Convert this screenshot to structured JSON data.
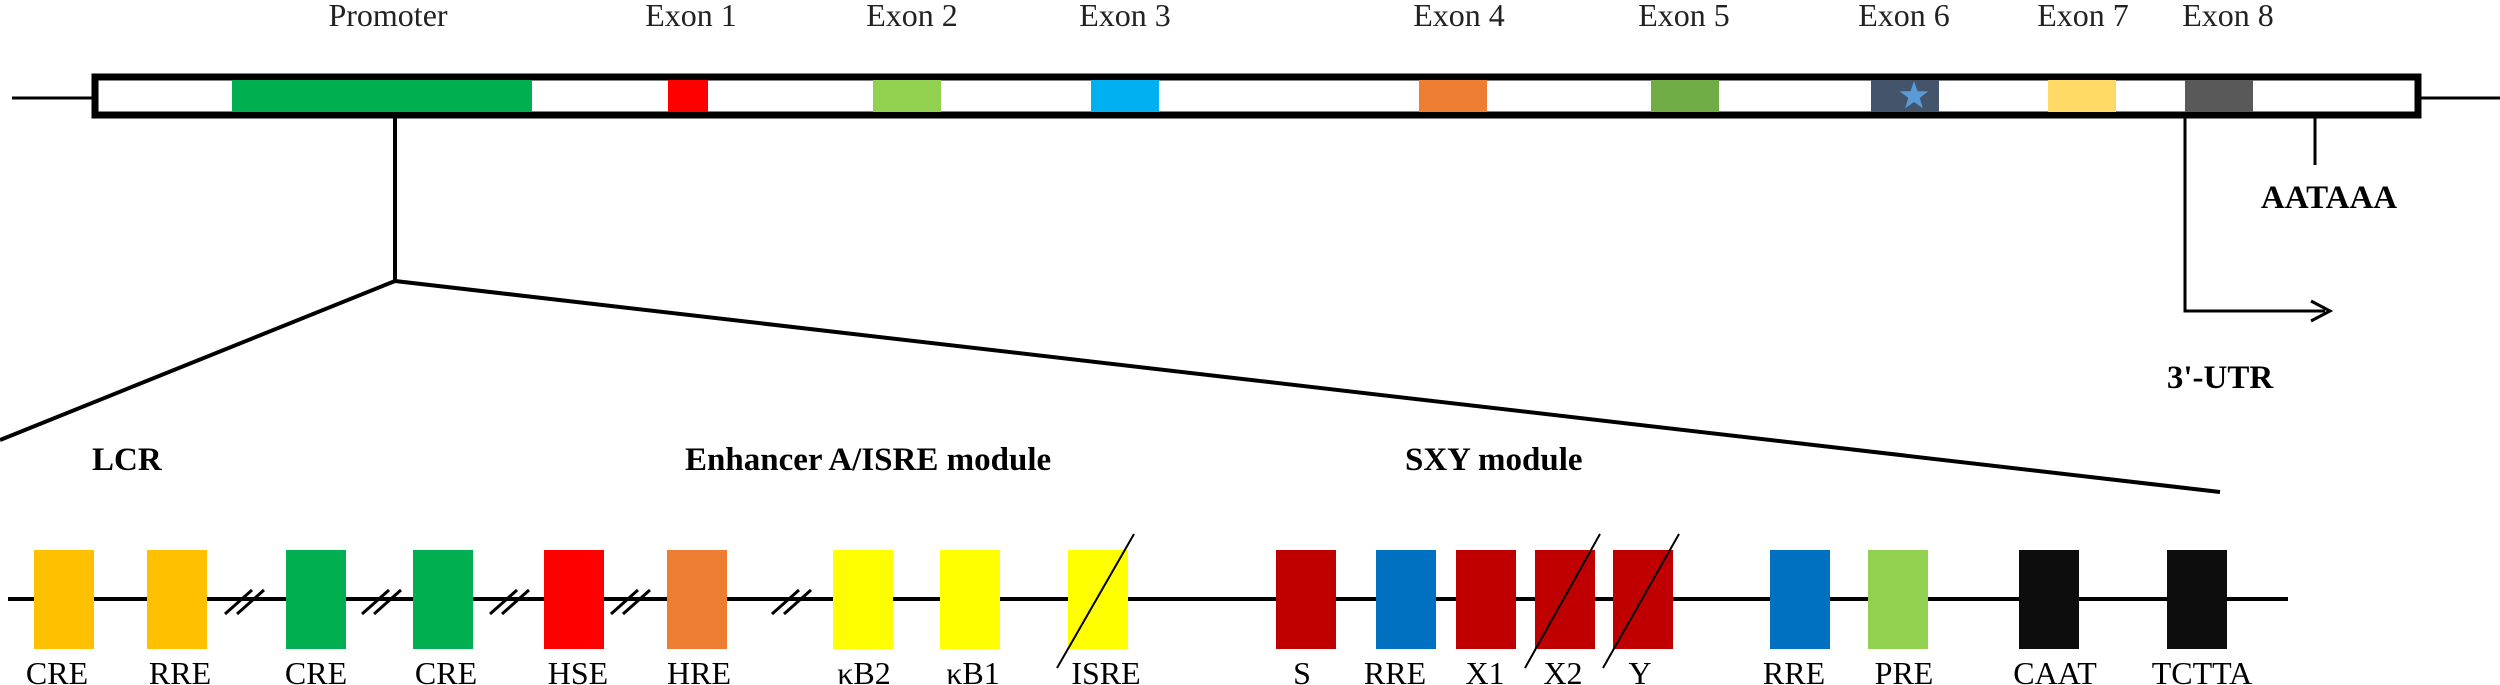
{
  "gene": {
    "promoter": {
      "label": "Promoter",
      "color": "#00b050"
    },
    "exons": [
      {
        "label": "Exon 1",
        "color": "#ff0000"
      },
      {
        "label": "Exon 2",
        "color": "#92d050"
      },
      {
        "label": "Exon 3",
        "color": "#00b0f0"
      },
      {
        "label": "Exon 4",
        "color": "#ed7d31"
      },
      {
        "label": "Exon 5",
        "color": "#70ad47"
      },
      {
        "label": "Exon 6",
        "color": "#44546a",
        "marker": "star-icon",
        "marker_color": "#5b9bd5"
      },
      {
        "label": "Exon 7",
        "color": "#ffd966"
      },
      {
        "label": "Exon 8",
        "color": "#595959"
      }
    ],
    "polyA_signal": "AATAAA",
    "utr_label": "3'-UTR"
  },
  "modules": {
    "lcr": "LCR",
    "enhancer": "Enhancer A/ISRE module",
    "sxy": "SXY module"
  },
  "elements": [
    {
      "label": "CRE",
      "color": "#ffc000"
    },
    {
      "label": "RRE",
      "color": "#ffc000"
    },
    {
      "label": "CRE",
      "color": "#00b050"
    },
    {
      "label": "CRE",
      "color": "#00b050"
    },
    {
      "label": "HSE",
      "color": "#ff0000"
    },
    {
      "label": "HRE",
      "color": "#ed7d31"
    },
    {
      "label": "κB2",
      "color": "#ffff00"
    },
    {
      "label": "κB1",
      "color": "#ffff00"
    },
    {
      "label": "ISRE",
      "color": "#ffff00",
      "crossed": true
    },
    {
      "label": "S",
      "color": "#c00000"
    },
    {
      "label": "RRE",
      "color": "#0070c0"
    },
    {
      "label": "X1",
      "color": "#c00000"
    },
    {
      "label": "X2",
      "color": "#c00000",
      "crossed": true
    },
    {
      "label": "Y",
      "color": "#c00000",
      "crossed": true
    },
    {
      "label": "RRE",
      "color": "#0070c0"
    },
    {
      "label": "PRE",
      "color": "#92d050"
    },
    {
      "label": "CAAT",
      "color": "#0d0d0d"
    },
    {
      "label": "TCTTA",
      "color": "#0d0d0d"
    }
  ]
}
........
> **Exercise aim**
Retype the listing exactly. Pictures do not belong in the copy.

> **Problem solution**
Convert this screenshot to structured JSON data.
{
  "gene": {
    "promoter": {
      "label": "Promoter",
      "color": "#00b050"
    },
    "exons": [
      {
        "label": "Exon 1",
        "color": "#ff0000"
      },
      {
        "label": "Exon 2",
        "color": "#92d050"
      },
      {
        "label": "Exon 3",
        "color": "#00b0f0"
      },
      {
        "label": "Exon 4",
        "color": "#ed7d31"
      },
      {
        "label": "Exon 5",
        "color": "#70ad47"
      },
      {
        "label": "Exon 6",
        "color": "#44546a",
        "marker": "star-icon",
        "marker_color": "#5b9bd5"
      },
      {
        "label": "Exon 7",
        "color": "#ffd966"
      },
      {
        "label": "Exon 8",
        "color": "#595959"
      }
    ],
    "polyA_signal": "AATAAA",
    "utr_label": "3'-UTR"
  },
  "modules": {
    "lcr": "LCR",
    "enhancer": "Enhancer A/ISRE module",
    "sxy": "SXY module"
  },
  "elements": [
    {
      "label": "CRE",
      "color": "#ffc000"
    },
    {
      "label": "RRE",
      "color": "#ffc000"
    },
    {
      "label": "CRE",
      "color": "#00b050"
    },
    {
      "label": "CRE",
      "color": "#00b050"
    },
    {
      "label": "HSE",
      "color": "#ff0000"
    },
    {
      "label": "HRE",
      "color": "#ed7d31"
    },
    {
      "label": "κB2",
      "color": "#ffff00"
    },
    {
      "label": "κB1",
      "color": "#ffff00"
    },
    {
      "label": "ISRE",
      "color": "#ffff00",
      "crossed": true
    },
    {
      "label": "S",
      "color": "#c00000"
    },
    {
      "label": "RRE",
      "color": "#0070c0"
    },
    {
      "label": "X1",
      "color": "#c00000"
    },
    {
      "label": "X2",
      "color": "#c00000",
      "crossed": true
    },
    {
      "label": "Y",
      "color": "#c00000",
      "crossed": true
    },
    {
      "label": "RRE",
      "color": "#0070c0"
    },
    {
      "label": "PRE",
      "color": "#92d050"
    },
    {
      "label": "CAAT",
      "color": "#0d0d0d"
    },
    {
      "label": "TCTTA",
      "color": "#0d0d0d"
    }
  ]
}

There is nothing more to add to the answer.